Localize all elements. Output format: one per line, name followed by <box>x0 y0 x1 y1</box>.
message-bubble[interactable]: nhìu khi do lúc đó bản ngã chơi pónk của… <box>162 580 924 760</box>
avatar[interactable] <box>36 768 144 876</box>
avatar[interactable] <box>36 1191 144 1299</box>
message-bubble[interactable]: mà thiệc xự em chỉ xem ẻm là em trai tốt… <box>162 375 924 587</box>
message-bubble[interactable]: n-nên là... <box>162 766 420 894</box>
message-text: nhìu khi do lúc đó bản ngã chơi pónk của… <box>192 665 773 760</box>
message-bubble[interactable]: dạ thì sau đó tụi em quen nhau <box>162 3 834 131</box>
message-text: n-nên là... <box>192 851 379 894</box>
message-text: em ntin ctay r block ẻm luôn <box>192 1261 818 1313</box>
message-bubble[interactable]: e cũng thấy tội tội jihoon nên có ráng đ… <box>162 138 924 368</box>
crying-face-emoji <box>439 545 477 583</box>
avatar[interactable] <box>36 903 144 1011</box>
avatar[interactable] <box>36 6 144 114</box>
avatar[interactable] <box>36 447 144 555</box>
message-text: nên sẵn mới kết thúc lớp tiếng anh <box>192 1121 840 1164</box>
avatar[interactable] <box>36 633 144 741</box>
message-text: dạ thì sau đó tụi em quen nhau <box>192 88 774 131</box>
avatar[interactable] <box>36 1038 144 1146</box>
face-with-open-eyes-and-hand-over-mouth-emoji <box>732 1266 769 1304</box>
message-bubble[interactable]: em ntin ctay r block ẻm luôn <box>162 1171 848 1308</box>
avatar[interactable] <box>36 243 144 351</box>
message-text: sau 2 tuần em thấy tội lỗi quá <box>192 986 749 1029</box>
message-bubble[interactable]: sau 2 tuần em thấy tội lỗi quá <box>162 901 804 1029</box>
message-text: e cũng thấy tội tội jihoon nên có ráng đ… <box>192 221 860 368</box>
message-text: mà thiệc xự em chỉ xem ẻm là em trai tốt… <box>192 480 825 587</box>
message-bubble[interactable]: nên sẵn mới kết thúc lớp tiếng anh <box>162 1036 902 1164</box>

-*-*-

WHAT IS ASKED: Reproduce every line of the material above verbatim, in the same order.

ANSWER FOR THIS EXERCISE:
Localize all elements. Output format: one per line, name followed by <box>x0 y0 x1 y1</box>.
message-bubble[interactable]: nhìu khi do lúc đó bản ngã chơi pónk của… <box>162 580 924 760</box>
avatar[interactable] <box>36 768 144 876</box>
avatar[interactable] <box>36 1191 144 1299</box>
message-bubble[interactable]: mà thiệc xự em chỉ xem ẻm là em trai tốt… <box>162 375 924 587</box>
message-bubble[interactable]: n-nên là... <box>162 766 420 894</box>
message-text: nhìu khi do lúc đó bản ngã chơi pónk của… <box>192 665 773 760</box>
message-bubble[interactable]: dạ thì sau đó tụi em quen nhau <box>162 3 834 131</box>
message-text: n-nên là... <box>192 851 379 894</box>
message-text: em ntin ctay r block ẻm luôn <box>192 1261 818 1313</box>
message-bubble[interactable]: e cũng thấy tội tội jihoon nên có ráng đ… <box>162 138 924 368</box>
crying-face-emoji <box>439 545 477 583</box>
avatar[interactable] <box>36 903 144 1011</box>
avatar[interactable] <box>36 6 144 114</box>
avatar[interactable] <box>36 447 144 555</box>
message-text: nên sẵn mới kết thúc lớp tiếng anh <box>192 1121 840 1164</box>
avatar[interactable] <box>36 633 144 741</box>
message-text: dạ thì sau đó tụi em quen nhau <box>192 88 774 131</box>
avatar[interactable] <box>36 1038 144 1146</box>
face-with-open-eyes-and-hand-over-mouth-emoji <box>732 1266 769 1304</box>
message-bubble[interactable]: em ntin ctay r block ẻm luôn <box>162 1171 848 1308</box>
avatar[interactable] <box>36 243 144 351</box>
message-text: sau 2 tuần em thấy tội lỗi quá <box>192 986 749 1029</box>
message-bubble[interactable]: sau 2 tuần em thấy tội lỗi quá <box>162 901 804 1029</box>
message-text: e cũng thấy tội tội jihoon nên có ráng đ… <box>192 221 860 368</box>
message-text: mà thiệc xự em chỉ xem ẻm là em trai tốt… <box>192 480 825 587</box>
message-bubble[interactable]: nên sẵn mới kết thúc lớp tiếng anh <box>162 1036 902 1164</box>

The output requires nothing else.